_Given information_

+ + + + +

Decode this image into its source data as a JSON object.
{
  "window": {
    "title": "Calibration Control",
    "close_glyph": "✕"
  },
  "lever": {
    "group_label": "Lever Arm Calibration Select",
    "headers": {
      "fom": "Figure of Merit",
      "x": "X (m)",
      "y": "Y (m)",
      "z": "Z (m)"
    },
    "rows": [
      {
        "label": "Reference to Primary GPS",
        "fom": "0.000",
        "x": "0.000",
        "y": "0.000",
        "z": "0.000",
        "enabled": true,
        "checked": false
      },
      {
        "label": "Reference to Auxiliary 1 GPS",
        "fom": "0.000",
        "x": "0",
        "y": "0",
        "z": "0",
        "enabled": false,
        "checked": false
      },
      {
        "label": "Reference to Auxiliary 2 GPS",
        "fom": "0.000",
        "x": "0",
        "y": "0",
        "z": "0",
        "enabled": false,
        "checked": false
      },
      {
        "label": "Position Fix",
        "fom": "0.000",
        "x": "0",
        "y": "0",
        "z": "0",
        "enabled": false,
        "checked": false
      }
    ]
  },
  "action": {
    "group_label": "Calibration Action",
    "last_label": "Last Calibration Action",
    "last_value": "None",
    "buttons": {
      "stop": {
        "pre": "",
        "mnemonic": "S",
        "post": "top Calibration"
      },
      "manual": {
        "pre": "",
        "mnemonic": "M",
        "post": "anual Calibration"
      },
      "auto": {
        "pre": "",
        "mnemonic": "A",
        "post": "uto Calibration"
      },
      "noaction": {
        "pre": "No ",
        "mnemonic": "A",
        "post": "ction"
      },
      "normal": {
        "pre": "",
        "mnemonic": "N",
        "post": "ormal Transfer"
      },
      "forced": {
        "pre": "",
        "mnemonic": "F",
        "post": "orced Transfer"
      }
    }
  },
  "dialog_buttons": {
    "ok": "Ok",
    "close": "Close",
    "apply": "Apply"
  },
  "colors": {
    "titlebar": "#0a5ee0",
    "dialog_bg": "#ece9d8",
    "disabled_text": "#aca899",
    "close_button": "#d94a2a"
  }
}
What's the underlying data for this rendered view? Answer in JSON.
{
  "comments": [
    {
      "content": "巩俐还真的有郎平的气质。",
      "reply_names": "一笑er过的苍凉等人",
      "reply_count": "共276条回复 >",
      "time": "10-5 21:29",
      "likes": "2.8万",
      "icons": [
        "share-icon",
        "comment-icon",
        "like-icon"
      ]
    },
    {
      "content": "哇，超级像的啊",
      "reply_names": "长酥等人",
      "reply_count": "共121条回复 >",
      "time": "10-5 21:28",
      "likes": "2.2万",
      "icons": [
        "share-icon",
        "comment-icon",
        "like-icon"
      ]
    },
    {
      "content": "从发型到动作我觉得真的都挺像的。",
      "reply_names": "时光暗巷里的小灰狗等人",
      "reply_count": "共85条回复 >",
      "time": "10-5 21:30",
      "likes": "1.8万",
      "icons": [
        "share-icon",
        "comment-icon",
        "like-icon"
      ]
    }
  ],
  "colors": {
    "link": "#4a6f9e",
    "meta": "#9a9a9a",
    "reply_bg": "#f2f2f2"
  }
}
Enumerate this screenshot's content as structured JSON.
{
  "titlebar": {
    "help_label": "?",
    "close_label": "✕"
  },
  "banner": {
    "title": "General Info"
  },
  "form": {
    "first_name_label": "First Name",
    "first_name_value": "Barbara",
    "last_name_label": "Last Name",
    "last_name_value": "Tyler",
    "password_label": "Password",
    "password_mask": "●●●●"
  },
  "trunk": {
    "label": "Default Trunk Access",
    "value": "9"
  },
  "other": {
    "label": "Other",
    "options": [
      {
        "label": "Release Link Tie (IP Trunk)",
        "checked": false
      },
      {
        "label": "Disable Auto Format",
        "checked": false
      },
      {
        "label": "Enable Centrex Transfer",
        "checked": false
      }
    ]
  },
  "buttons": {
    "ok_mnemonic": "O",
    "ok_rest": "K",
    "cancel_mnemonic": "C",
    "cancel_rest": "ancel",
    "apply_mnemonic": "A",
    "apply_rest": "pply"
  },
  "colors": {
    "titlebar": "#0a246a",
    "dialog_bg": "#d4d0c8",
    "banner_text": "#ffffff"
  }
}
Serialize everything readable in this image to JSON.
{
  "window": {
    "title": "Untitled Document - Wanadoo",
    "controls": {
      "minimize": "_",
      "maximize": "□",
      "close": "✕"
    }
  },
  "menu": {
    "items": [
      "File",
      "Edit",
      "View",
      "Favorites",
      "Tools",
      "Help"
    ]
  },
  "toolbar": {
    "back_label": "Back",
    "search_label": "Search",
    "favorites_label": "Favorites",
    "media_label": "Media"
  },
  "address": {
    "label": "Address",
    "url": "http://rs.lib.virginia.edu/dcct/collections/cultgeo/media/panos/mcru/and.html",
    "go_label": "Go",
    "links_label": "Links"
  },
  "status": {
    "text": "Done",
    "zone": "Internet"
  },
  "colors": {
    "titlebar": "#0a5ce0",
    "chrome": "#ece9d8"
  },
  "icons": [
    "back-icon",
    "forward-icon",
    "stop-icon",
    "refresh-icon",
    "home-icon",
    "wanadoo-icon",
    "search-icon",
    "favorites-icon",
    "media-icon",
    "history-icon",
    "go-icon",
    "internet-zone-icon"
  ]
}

+ + + + +

_The request_
Please restate the records in full, word for word.

_Solved exercise_
Decode this image into its source data as a JSON object.
{
  "window": {
    "title": "Calibration Control",
    "close_glyph": "✕"
  },
  "lever": {
    "group_label": "Lever Arm Calibration Select",
    "headers": {
      "fom": "Figure of Merit",
      "x": "X (m)",
      "y": "Y (m)",
      "z": "Z (m)"
    },
    "rows": [
      {
        "label": "Reference to Primary GPS",
        "fom": "0.000",
        "x": "0.000",
        "y": "0.000",
        "z": "0.000",
        "enabled": true,
        "checked": false
      },
      {
        "label": "Reference to Auxiliary 1 GPS",
        "fom": "0.000",
        "x": "0",
        "y": "0",
        "z": "0",
        "enabled": false,
        "checked": false
      },
      {
        "label": "Reference to Auxiliary 2 GPS",
        "fom": "0.000",
        "x": "0",
        "y": "0",
        "z": "0",
        "enabled": false,
        "checked": false
      },
      {
        "label": "Position Fix",
        "fom": "0.000",
        "x": "0",
        "y": "0",
        "z": "0",
        "enabled": false,
        "checked": false
      }
    ]
  },
  "action": {
    "group_label": "Calibration Action",
    "last_label": "Last Calibration Action",
    "last_value": "None",
    "buttons": {
      "stop": {
        "pre": "",
        "mnemonic": "S",
        "post": "top Calibration"
      },
      "manual": {
        "pre": "",
        "mnemonic": "M",
        "post": "anual Calibration"
      },
      "auto": {
        "pre": "",
        "mnemonic": "A",
        "post": "uto Calibration"
      },
      "noaction": {
        "pre": "No ",
        "mnemonic": "A",
        "post": "ction"
      },
      "normal": {
        "pre": "",
        "mnemonic": "N",
        "post": "ormal Transfer"
      },
      "forced": {
        "pre": "",
        "mnemonic": "F",
        "post": "orced Transfer"
      }
    }
  },
  "dialog_buttons": {
    "ok": "Ok",
    "close": "Close",
    "apply": "Apply"
  },
  "colors": {
    "titlebar": "#0a5ee0",
    "dialog_bg": "#ece9d8",
    "disabled_text": "#aca899",
    "close_button": "#d94a2a"
  }
}
What's the underlying data for this rendered view? Answer in JSON.
{
  "comments": [
    {
      "content": "巩俐还真的有郎平的气质。",
      "reply_names": "一笑er过的苍凉等人",
      "reply_count": "共276条回复 >",
      "time": "10-5 21:29",
      "likes": "2.8万",
      "icons": [
        "share-icon",
        "comment-icon",
        "like-icon"
      ]
    },
    {
      "content": "哇，超级像的啊",
      "reply_names": "长酥等人",
      "reply_count": "共121条回复 >",
      "time": "10-5 21:28",
      "likes": "2.2万",
      "icons": [
        "share-icon",
        "comment-icon",
        "like-icon"
      ]
    },
    {
      "content": "从发型到动作我觉得真的都挺像的。",
      "reply_names": "时光暗巷里的小灰狗等人",
      "reply_count": "共85条回复 >",
      "time": "10-5 21:30",
      "likes": "1.8万",
      "icons": [
        "share-icon",
        "comment-icon",
        "like-icon"
      ]
    }
  ],
  "colors": {
    "link": "#4a6f9e",
    "meta": "#9a9a9a",
    "reply_bg": "#f2f2f2"
  }
}
Enumerate this screenshot's content as structured JSON.
{
  "titlebar": {
    "help_label": "?",
    "close_label": "✕"
  },
  "banner": {
    "title": "General Info"
  },
  "form": {
    "first_name_label": "First Name",
    "first_name_value": "Barbara",
    "last_name_label": "Last Name",
    "last_name_value": "Tyler",
    "password_label": "Password",
    "password_mask": "●●●●"
  },
  "trunk": {
    "label": "Default Trunk Access",
    "value": "9"
  },
  "other": {
    "label": "Other",
    "options": [
      {
        "label": "Release Link Tie (IP Trunk)",
        "checked": false
      },
      {
        "label": "Disable Auto Format",
        "checked": false
      },
      {
        "label": "Enable Centrex Transfer",
        "checked": false
      }
    ]
  },
  "buttons": {
    "ok_mnemonic": "O",
    "ok_rest": "K",
    "cancel_mnemonic": "C",
    "cancel_rest": "ancel",
    "apply_mnemonic": "A",
    "apply_rest": "pply"
  },
  "colors": {
    "titlebar": "#0a246a",
    "dialog_bg": "#d4d0c8",
    "banner_text": "#ffffff"
  }
}
Serialize everything readable in this image to JSON.
{
  "window": {
    "title": "Untitled Document - Wanadoo",
    "controls": {
      "minimize": "_",
      "maximize": "□",
      "close": "✕"
    }
  },
  "menu": {
    "items": [
      "File",
      "Edit",
      "View",
      "Favorites",
      "Tools",
      "Help"
    ]
  },
  "toolbar": {
    "back_label": "Back",
    "search_label": "Search",
    "favorites_label": "Favorites",
    "media_label": "Media"
  },
  "address": {
    "label": "Address",
    "url": "http://rs.lib.virginia.edu/dcct/collections/cultgeo/media/panos/mcru/and.html",
    "go_label": "Go",
    "links_label": "Links"
  },
  "status": {
    "text": "Done",
    "zone": "Internet"
  },
  "colors": {
    "titlebar": "#0a5ce0",
    "chrome": "#ece9d8"
  },
  "icons": [
    "back-icon",
    "forward-icon",
    "stop-icon",
    "refresh-icon",
    "home-icon",
    "wanadoo-icon",
    "search-icon",
    "favorites-icon",
    "media-icon",
    "history-icon",
    "go-icon",
    "internet-zone-icon"
  ]
}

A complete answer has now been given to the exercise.